-- Request --
Extract and list every line that contains the word "name".

-- Data for processing --
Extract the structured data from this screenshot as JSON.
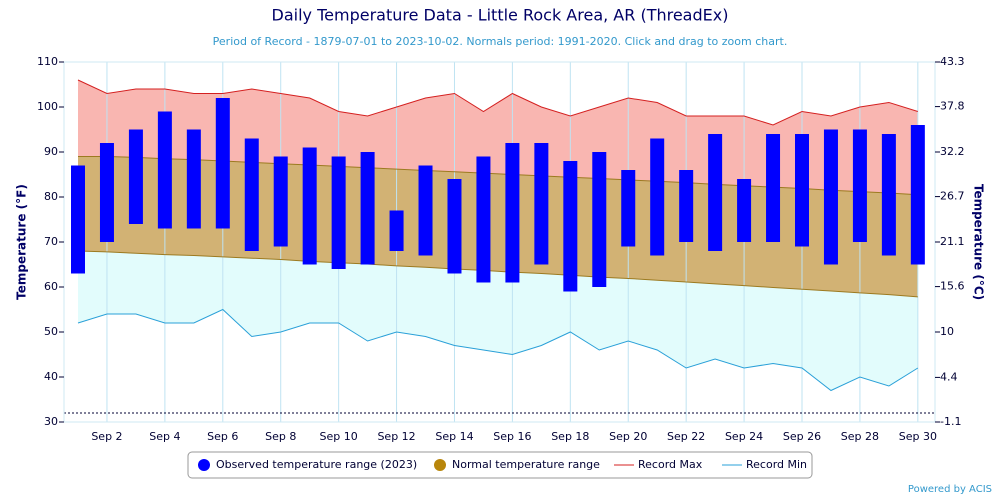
{
  "chart_data": {
    "type": "range",
    "title": "Daily Temperature Data - Little Rock Area, AR (ThreadEx)",
    "subtitle": "Period of Record - 1879-07-01 to 2023-10-02. Normals period: 1991-2020. Click and drag to zoom chart.",
    "ylabel": "Temperature (°F)",
    "y2label": "Temperature (°C)",
    "credit": "Powered by ACIS",
    "categories": [
      null,
      "Sep 2",
      null,
      "Sep 4",
      null,
      "Sep 6",
      null,
      "Sep 8",
      null,
      "Sep 10",
      null,
      "Sep 12",
      null,
      "Sep 14",
      null,
      "Sep 16",
      null,
      "Sep 18",
      null,
      "Sep 20",
      null,
      "Sep 22",
      null,
      "Sep 24",
      null,
      "Sep 26",
      null,
      "Sep 28",
      null,
      "Sep 30"
    ],
    "ylim": [
      30,
      110
    ],
    "yticks": [
      30,
      40,
      50,
      60,
      70,
      80,
      90,
      100,
      110
    ],
    "y2lim": [
      -1.1,
      43.3
    ],
    "y2ticks": [
      -1.1,
      4.4,
      10,
      15.6,
      21.1,
      26.7,
      32.2,
      37.8,
      43.3
    ],
    "reference_line": 32,
    "series": [
      {
        "name": "Observed temperature range (2023)",
        "color": "#0000ff",
        "high": [
          87,
          92,
          95,
          99,
          95,
          102,
          93,
          89,
          91,
          89,
          90,
          77,
          87,
          84,
          89,
          92,
          92,
          88,
          90,
          86,
          93,
          86,
          94,
          84,
          94,
          94,
          95,
          95,
          94,
          96
        ],
        "low": [
          63,
          70,
          74,
          73,
          73,
          73,
          68,
          69,
          65,
          64,
          65,
          68,
          67,
          63,
          61,
          61,
          65,
          59,
          60,
          69,
          67,
          70,
          68,
          70,
          70,
          69,
          65,
          70,
          67,
          65
        ]
      },
      {
        "name": "Normal temperature range",
        "color": "#b8860b",
        "fill": "#d2b274",
        "high": [
          89,
          89,
          88.8,
          88.5,
          88.3,
          88,
          87.7,
          87.4,
          87.1,
          86.8,
          86.5,
          86.2,
          85.9,
          85.6,
          85.3,
          85,
          84.7,
          84.4,
          84.1,
          83.8,
          83.5,
          83.2,
          82.8,
          82.5,
          82.2,
          81.9,
          81.5,
          81.2,
          80.9,
          80.5
        ],
        "low": [
          68,
          67.8,
          67.5,
          67.2,
          67,
          66.7,
          66.4,
          66.1,
          65.7,
          65.4,
          65.1,
          64.7,
          64.4,
          64,
          63.7,
          63.3,
          63,
          62.6,
          62.2,
          61.9,
          61.5,
          61.1,
          60.7,
          60.3,
          59.9,
          59.5,
          59.1,
          58.7,
          58.3,
          57.8
        ]
      },
      {
        "name": "Record Max",
        "color": "#d42020",
        "fill": "#f9b6b1",
        "values": [
          106,
          103,
          104,
          104,
          103,
          103,
          104,
          103,
          102,
          99,
          98,
          100,
          102,
          103,
          99,
          103,
          100,
          98,
          100,
          102,
          101,
          98,
          98,
          98,
          96,
          99,
          98,
          100,
          101,
          99
        ]
      },
      {
        "name": "Record Min",
        "color": "#2aa0d8",
        "fill": "#e2fcfc",
        "values": [
          52,
          54,
          54,
          52,
          52,
          55,
          49,
          50,
          52,
          52,
          48,
          50,
          49,
          47,
          46,
          45,
          47,
          50,
          46,
          48,
          46,
          42,
          44,
          42,
          43,
          42,
          37,
          40,
          38,
          42
        ]
      }
    ]
  }
}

-- Expected output --
        "name": "Observed temperature range (2023)",
        "name": "Normal temperature range",
        "name": "Record Max",
        "name": "Record Min",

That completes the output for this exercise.